▶
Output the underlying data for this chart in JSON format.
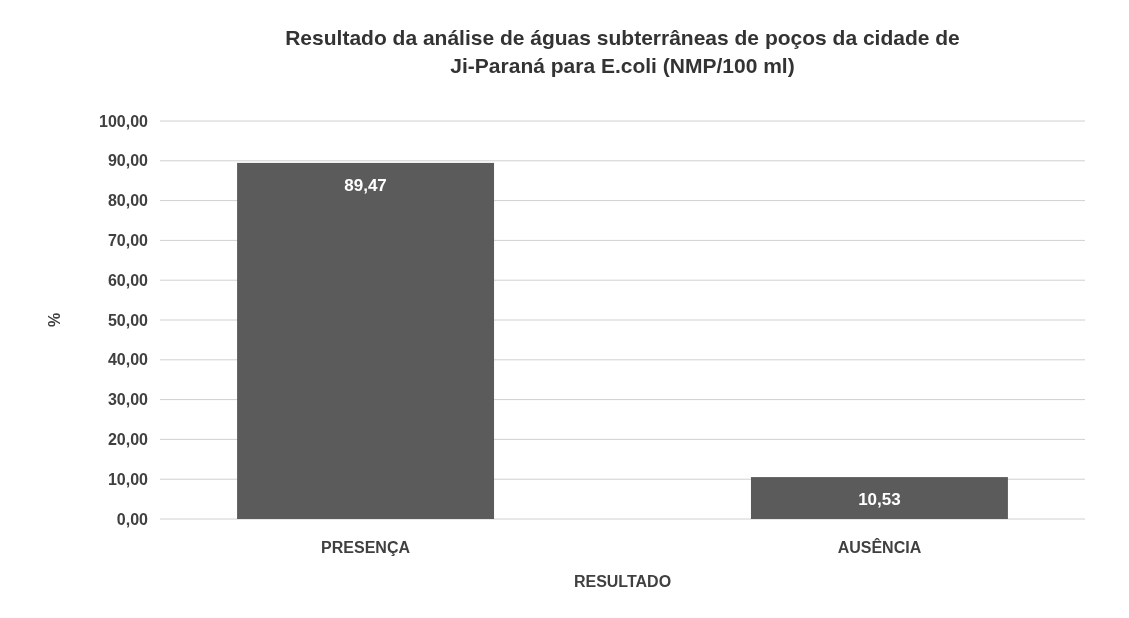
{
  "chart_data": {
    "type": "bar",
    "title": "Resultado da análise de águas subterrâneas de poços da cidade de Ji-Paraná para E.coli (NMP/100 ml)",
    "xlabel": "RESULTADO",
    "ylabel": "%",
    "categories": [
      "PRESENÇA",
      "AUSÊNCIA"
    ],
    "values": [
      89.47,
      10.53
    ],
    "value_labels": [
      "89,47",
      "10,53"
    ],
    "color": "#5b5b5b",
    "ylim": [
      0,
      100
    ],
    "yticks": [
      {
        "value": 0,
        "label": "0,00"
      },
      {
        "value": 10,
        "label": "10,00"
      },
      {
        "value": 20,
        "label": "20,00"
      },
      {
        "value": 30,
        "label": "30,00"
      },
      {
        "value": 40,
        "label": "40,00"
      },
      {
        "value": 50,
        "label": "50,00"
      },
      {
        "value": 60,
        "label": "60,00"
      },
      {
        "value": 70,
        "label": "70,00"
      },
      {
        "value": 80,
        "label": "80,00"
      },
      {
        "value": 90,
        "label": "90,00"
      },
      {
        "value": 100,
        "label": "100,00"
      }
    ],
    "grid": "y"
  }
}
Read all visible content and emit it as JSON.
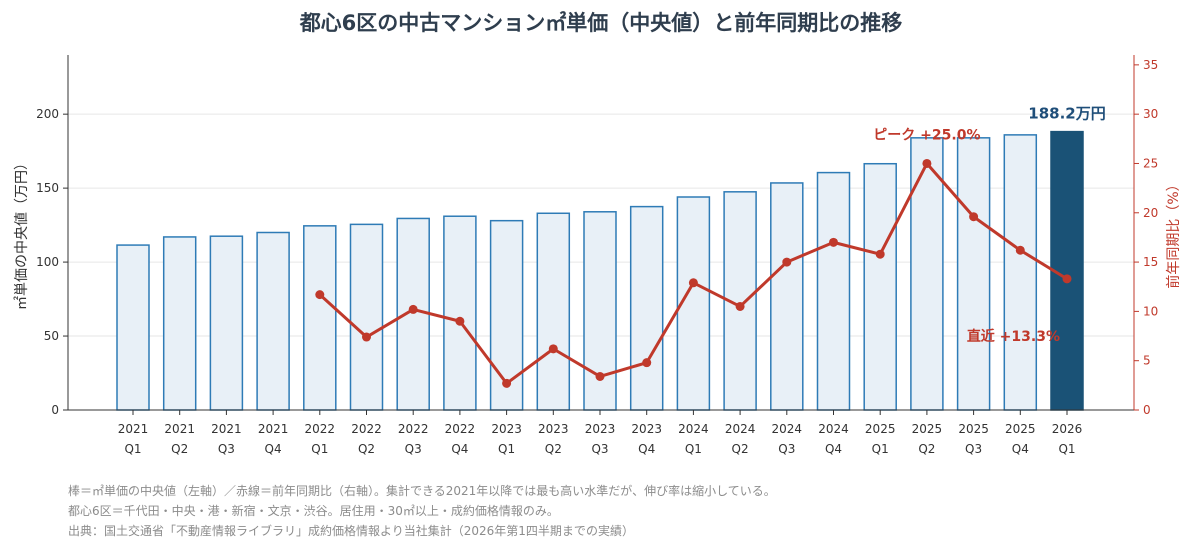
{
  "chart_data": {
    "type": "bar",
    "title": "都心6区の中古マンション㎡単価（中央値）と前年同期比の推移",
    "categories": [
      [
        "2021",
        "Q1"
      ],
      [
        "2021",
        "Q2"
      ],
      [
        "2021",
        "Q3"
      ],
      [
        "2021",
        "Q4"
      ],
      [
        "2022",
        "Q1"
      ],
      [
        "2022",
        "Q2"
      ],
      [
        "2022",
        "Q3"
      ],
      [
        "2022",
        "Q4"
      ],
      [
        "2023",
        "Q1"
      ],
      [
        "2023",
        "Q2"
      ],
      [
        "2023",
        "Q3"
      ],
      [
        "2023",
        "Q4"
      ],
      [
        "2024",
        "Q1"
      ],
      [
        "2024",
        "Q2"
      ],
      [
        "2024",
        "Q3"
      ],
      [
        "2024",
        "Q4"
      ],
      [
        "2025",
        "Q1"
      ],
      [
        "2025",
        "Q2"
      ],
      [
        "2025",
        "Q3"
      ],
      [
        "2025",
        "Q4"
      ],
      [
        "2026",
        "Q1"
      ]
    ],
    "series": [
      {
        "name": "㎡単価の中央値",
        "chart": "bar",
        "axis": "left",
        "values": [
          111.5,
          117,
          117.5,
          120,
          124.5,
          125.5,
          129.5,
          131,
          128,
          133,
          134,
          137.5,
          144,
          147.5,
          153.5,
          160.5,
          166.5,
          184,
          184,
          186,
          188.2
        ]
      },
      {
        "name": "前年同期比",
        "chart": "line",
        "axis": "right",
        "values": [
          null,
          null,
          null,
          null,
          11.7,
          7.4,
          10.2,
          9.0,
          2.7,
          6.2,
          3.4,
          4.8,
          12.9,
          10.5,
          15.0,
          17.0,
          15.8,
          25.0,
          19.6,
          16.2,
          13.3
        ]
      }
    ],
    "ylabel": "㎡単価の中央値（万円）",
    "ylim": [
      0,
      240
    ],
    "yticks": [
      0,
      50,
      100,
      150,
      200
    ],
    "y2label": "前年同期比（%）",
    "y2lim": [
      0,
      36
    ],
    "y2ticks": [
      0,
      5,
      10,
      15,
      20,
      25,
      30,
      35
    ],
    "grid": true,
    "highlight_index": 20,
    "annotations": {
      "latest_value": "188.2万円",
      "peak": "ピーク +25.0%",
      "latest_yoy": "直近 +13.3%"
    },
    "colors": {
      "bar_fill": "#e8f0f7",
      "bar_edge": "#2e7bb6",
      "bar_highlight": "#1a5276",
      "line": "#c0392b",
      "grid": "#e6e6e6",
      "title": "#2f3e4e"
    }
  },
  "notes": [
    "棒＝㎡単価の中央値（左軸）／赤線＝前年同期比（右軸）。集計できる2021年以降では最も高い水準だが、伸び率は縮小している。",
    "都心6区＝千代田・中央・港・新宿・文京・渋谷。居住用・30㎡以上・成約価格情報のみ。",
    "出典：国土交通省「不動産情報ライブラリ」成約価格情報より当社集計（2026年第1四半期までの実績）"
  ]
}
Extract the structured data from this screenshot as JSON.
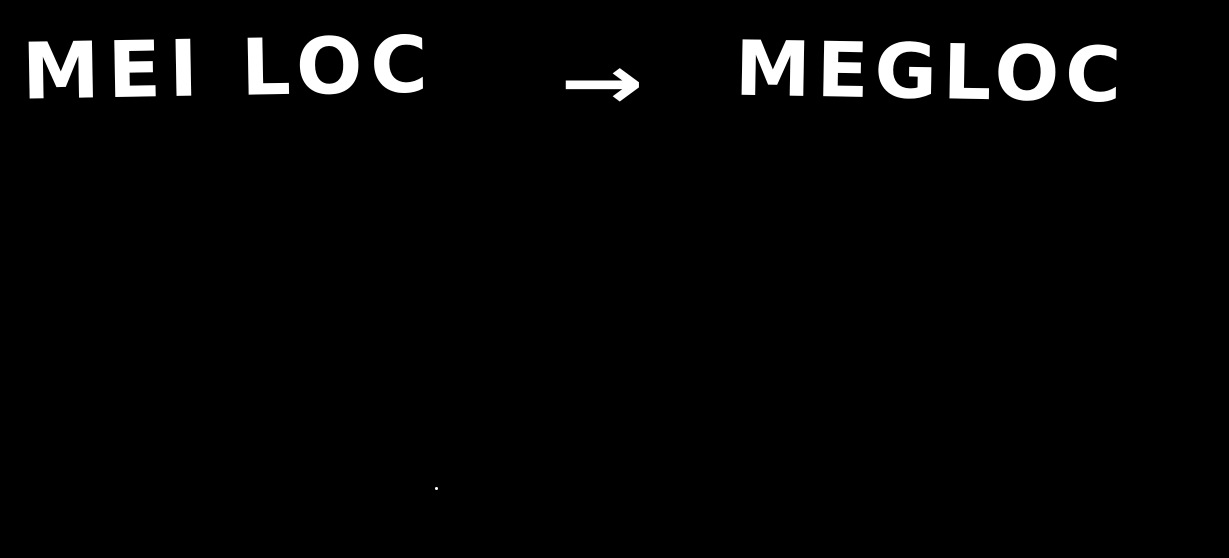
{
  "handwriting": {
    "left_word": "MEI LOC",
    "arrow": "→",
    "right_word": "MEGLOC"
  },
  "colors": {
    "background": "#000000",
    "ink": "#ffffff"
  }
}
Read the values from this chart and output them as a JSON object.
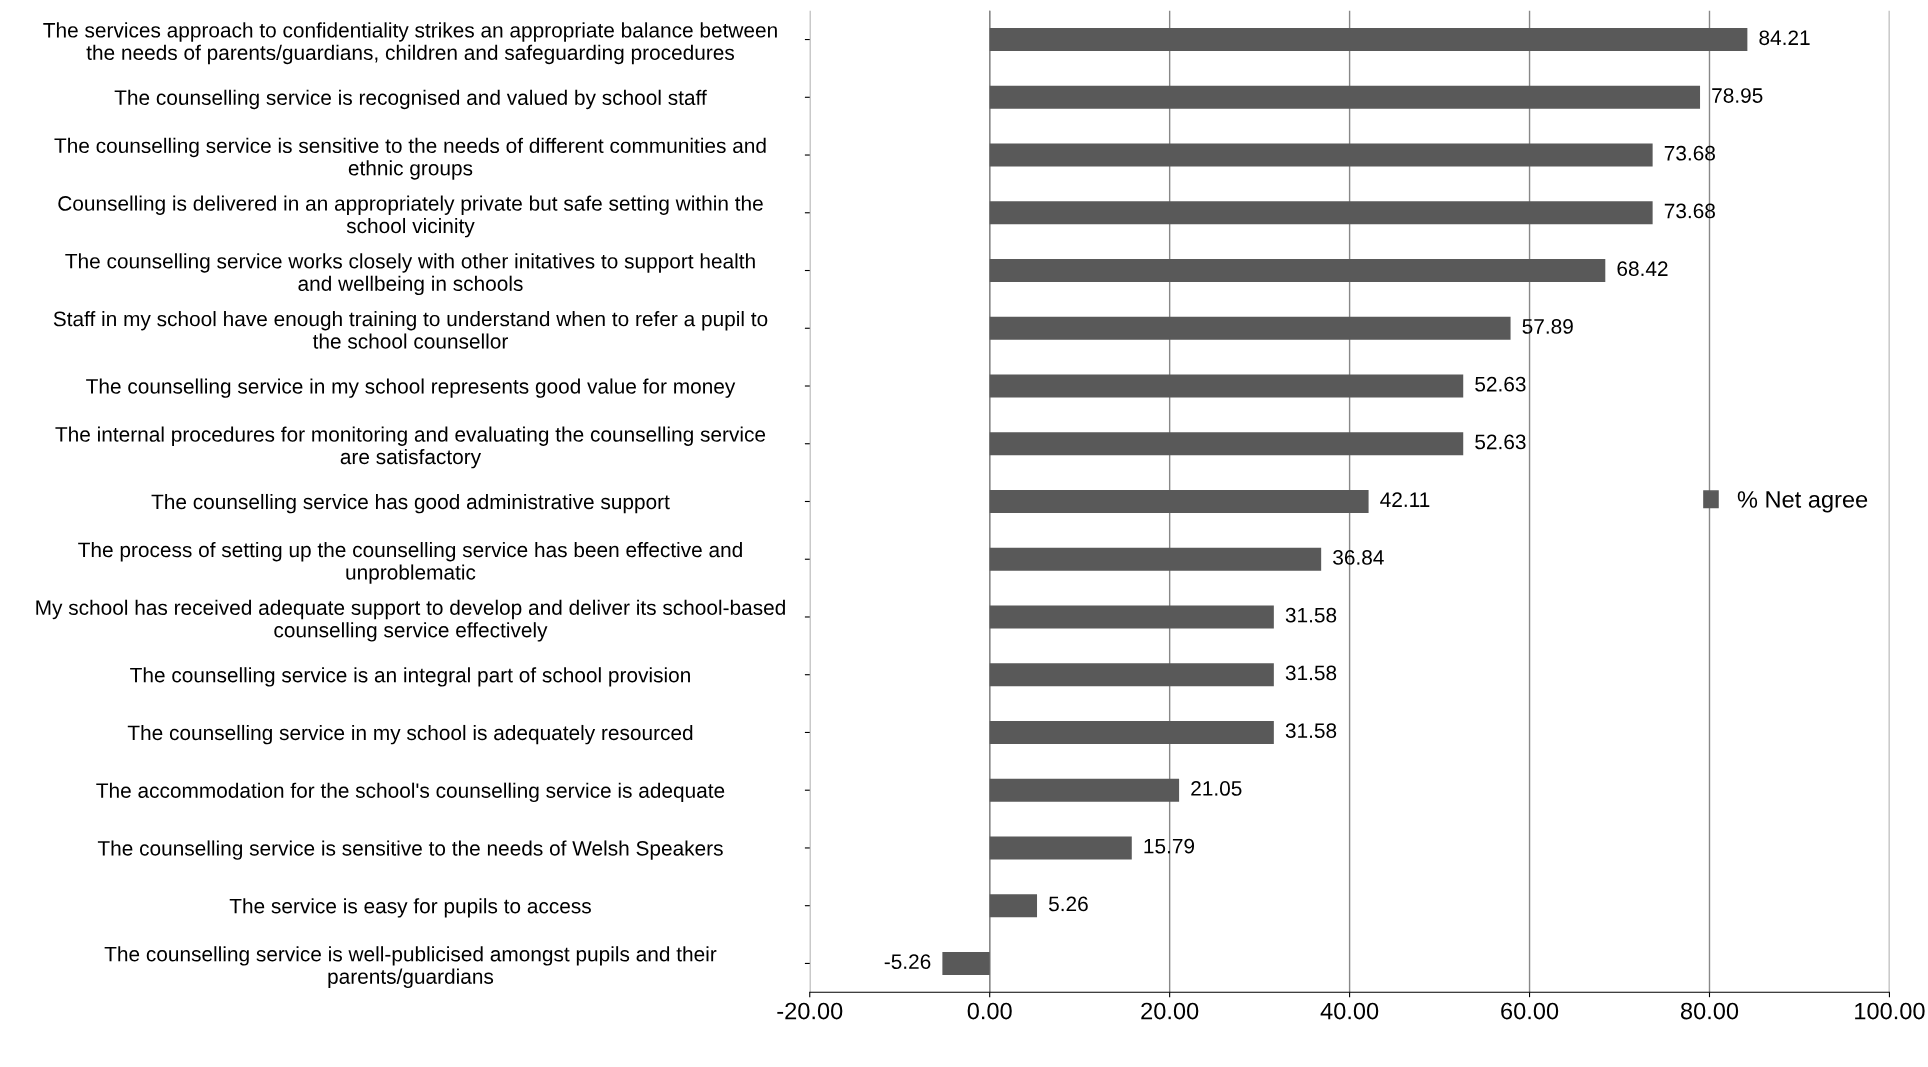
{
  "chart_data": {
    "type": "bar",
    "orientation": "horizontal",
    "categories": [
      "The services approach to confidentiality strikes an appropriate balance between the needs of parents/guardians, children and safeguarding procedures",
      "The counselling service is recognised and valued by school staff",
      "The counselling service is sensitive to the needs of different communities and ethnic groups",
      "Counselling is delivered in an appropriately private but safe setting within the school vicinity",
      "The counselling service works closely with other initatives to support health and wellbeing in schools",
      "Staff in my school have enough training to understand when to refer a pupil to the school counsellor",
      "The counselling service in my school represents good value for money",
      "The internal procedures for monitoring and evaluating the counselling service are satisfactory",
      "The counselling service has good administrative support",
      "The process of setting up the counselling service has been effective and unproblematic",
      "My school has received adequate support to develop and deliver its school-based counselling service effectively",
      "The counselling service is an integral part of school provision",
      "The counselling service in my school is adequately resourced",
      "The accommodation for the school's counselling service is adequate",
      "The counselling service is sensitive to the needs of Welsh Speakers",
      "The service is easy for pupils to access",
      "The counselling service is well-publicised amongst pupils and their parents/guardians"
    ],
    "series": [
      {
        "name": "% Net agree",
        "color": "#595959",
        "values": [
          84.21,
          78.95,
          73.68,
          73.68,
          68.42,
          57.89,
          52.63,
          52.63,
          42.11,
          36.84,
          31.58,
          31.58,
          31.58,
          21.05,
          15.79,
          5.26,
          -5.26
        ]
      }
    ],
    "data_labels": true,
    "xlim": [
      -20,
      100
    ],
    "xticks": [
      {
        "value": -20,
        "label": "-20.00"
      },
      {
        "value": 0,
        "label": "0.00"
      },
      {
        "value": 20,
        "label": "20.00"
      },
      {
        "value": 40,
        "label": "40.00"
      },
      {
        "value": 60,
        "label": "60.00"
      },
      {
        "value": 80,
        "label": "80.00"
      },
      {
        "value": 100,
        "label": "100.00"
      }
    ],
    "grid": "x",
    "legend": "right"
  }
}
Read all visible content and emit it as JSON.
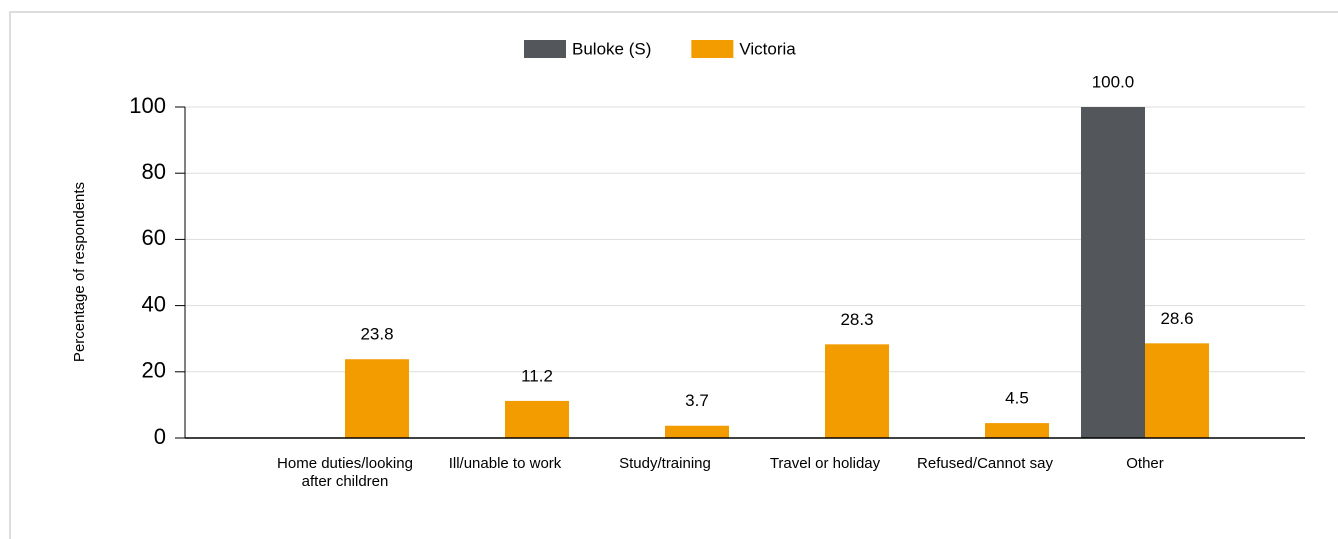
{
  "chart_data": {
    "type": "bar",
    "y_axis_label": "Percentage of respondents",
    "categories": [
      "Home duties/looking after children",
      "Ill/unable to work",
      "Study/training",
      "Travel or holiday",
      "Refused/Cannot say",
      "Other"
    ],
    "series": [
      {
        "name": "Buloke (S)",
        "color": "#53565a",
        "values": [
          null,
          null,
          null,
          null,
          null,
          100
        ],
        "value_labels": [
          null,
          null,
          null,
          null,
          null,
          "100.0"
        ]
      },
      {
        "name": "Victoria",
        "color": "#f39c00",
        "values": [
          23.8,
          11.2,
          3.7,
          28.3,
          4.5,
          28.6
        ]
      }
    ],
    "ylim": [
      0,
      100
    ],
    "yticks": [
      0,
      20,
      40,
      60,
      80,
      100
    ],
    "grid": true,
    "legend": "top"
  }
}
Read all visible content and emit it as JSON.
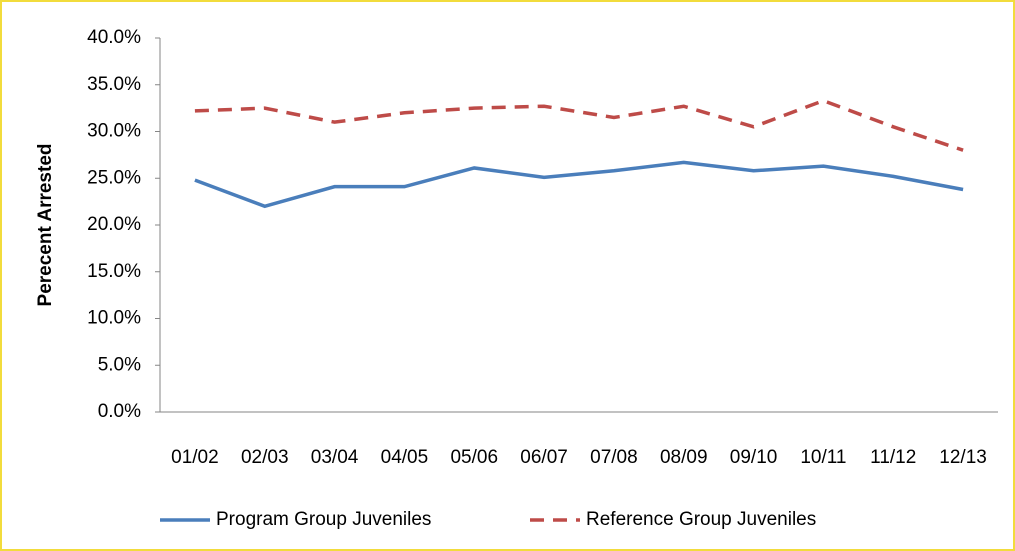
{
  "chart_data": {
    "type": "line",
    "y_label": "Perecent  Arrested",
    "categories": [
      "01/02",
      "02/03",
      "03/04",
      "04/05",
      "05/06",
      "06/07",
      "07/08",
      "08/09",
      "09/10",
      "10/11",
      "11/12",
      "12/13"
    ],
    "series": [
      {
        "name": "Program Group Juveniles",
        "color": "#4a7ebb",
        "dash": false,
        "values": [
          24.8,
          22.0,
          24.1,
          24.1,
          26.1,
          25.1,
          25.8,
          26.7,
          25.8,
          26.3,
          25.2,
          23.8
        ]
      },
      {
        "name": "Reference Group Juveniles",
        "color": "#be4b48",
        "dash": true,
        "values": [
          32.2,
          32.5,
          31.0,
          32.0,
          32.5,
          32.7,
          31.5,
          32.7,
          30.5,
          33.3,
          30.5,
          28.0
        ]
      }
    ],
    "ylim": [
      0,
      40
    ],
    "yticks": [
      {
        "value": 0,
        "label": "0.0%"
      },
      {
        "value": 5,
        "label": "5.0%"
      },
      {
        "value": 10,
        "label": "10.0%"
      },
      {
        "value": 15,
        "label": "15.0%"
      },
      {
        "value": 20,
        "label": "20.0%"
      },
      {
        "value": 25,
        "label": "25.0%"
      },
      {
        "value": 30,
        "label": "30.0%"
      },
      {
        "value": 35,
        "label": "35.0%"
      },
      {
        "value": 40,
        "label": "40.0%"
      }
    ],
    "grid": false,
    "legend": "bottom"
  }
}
◀
◆ **Set problem**
From the entries above, extract every line where the word "legend" appears.

◆ **Complete answer**
    "legend": "right"
    "legend": "top"
    "legend": "bottom"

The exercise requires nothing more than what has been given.